— START OF Input rows —
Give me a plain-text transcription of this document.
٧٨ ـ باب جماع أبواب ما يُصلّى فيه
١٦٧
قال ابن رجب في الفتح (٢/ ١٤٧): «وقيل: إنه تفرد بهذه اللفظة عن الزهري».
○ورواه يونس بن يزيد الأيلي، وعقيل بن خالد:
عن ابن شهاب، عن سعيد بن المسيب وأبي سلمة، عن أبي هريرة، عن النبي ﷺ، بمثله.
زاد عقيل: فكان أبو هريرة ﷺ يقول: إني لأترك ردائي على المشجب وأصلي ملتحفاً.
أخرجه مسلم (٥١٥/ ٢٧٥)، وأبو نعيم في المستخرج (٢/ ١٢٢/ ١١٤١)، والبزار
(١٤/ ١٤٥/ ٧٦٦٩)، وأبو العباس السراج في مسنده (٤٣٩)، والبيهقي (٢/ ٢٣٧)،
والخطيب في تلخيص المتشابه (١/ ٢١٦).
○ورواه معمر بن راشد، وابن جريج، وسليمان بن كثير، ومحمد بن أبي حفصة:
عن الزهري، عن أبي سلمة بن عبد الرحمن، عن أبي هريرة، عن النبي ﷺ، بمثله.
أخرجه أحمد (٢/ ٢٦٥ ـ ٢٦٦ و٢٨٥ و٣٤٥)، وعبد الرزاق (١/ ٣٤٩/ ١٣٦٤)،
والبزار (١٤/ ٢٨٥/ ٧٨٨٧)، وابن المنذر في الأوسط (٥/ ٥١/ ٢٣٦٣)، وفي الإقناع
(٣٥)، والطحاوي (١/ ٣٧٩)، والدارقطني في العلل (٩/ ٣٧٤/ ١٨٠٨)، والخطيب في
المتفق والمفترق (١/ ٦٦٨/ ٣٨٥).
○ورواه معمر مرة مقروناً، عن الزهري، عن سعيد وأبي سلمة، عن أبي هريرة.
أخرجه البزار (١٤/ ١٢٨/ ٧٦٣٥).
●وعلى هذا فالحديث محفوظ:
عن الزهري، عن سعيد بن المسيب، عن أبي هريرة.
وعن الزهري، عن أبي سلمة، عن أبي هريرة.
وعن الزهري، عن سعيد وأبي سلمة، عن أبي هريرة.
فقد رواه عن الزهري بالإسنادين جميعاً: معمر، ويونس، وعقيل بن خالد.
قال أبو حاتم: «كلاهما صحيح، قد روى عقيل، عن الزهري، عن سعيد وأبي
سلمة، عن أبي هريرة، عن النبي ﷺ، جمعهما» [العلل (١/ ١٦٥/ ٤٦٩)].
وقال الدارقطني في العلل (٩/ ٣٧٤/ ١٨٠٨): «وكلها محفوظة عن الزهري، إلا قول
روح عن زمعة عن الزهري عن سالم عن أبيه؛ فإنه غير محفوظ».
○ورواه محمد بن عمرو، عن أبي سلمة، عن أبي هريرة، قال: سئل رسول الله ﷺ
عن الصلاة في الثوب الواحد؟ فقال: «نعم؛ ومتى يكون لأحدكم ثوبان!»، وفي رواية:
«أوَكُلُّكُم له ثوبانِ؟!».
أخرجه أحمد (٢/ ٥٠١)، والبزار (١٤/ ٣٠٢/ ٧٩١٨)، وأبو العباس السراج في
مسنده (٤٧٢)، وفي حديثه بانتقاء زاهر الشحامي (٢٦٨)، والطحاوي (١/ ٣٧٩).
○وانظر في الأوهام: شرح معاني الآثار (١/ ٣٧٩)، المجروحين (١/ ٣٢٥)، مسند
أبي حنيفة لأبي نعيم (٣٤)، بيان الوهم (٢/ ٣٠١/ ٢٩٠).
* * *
— END OF Input rows —
— START OF Input rows —
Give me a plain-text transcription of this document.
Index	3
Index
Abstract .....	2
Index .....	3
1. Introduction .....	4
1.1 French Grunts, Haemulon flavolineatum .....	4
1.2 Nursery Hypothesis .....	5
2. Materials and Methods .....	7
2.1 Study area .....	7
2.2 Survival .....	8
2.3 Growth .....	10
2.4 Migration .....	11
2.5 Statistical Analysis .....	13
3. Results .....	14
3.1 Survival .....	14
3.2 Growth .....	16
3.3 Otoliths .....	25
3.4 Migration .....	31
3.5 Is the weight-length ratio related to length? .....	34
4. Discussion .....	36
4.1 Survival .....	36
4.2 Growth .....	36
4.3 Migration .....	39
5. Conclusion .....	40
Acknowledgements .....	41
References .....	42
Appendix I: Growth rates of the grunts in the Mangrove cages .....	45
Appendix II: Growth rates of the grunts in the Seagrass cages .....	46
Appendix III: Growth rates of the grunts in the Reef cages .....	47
— END OF Input rows —
— START OF Input rows —
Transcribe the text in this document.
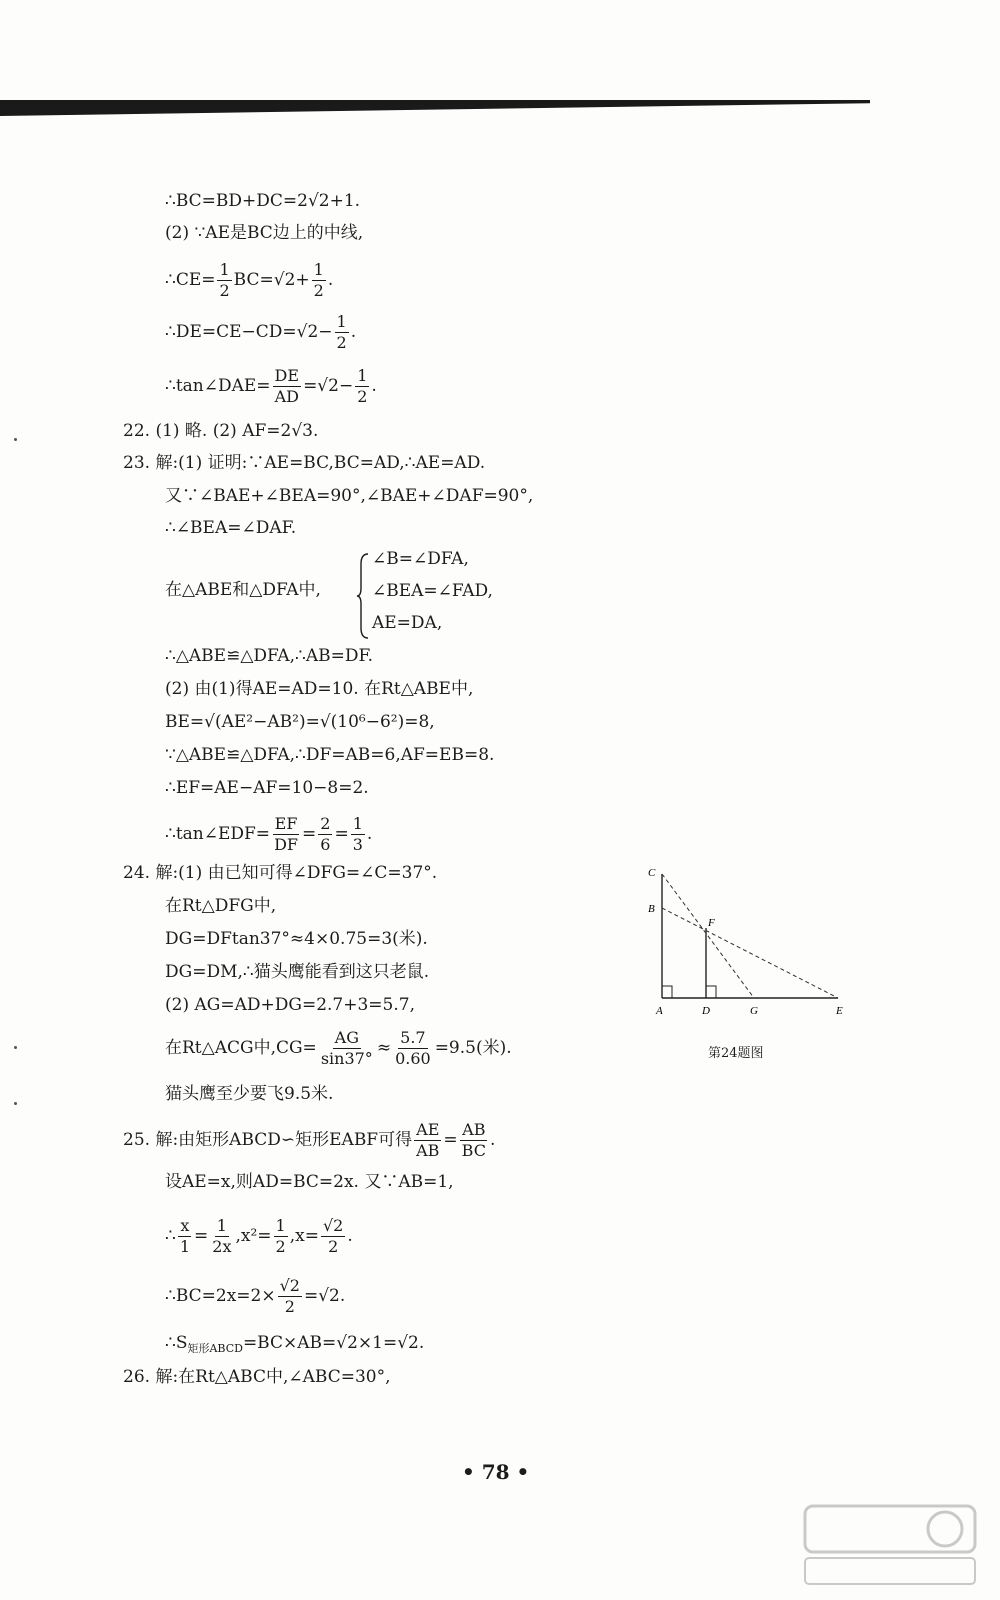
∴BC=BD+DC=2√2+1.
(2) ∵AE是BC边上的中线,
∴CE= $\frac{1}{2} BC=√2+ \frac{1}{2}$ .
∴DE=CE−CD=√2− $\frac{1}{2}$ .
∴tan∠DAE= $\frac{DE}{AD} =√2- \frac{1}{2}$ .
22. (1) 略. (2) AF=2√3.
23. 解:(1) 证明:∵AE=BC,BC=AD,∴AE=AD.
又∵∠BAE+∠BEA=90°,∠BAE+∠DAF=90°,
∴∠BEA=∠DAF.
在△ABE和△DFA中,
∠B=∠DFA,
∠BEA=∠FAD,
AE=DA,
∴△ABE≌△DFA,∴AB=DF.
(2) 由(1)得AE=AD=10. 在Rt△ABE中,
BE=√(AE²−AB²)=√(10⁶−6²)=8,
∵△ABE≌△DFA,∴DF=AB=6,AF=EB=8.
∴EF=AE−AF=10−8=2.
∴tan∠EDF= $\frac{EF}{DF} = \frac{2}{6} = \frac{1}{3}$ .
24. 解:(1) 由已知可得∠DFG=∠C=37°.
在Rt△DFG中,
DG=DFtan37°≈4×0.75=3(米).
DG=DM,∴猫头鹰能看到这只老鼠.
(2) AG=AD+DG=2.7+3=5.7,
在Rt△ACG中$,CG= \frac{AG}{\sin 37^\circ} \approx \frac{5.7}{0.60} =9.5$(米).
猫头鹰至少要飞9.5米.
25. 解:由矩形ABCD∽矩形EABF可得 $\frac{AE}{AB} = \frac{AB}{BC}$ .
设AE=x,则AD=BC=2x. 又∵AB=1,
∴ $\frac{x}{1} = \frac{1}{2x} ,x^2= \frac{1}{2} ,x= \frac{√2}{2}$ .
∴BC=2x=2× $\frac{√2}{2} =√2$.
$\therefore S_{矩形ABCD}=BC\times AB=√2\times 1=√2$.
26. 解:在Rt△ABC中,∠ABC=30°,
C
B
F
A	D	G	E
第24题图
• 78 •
— END OF Input rows —
Give only the number of lines in the material above that hold the word "cages".

§ Output
3